* PROBLEM REQUIREMENTS
From the listing below, pick out each line with the word "JSON".

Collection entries

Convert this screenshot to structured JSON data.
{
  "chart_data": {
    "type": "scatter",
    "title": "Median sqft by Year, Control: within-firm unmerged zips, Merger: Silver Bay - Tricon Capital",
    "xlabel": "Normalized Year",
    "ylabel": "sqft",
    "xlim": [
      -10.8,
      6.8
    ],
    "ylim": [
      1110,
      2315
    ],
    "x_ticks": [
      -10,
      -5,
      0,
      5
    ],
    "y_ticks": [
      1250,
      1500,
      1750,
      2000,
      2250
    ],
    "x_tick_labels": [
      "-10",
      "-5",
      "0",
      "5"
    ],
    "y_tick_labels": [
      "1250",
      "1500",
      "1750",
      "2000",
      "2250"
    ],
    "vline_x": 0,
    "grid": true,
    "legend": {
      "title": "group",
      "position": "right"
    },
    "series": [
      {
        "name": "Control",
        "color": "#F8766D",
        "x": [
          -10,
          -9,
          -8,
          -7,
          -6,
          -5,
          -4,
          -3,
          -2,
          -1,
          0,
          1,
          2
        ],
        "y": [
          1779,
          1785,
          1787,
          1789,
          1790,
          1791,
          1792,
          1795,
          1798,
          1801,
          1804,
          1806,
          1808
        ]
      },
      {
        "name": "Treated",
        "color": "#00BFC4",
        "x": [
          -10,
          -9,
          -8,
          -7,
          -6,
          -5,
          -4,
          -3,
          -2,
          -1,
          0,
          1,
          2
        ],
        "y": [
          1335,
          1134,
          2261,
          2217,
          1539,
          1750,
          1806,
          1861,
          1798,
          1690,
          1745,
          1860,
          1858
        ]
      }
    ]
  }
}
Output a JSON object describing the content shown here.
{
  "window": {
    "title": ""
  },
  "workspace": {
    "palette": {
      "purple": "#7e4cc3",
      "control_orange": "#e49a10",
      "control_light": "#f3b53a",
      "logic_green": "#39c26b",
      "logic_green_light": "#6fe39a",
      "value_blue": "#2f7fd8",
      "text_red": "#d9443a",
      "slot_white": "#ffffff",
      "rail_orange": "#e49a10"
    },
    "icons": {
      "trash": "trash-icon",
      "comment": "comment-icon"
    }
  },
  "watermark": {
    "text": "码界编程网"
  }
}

* COMPLETED TASK
Convert this screenshot to structured JSON data.
Output a JSON object describing the content shown here.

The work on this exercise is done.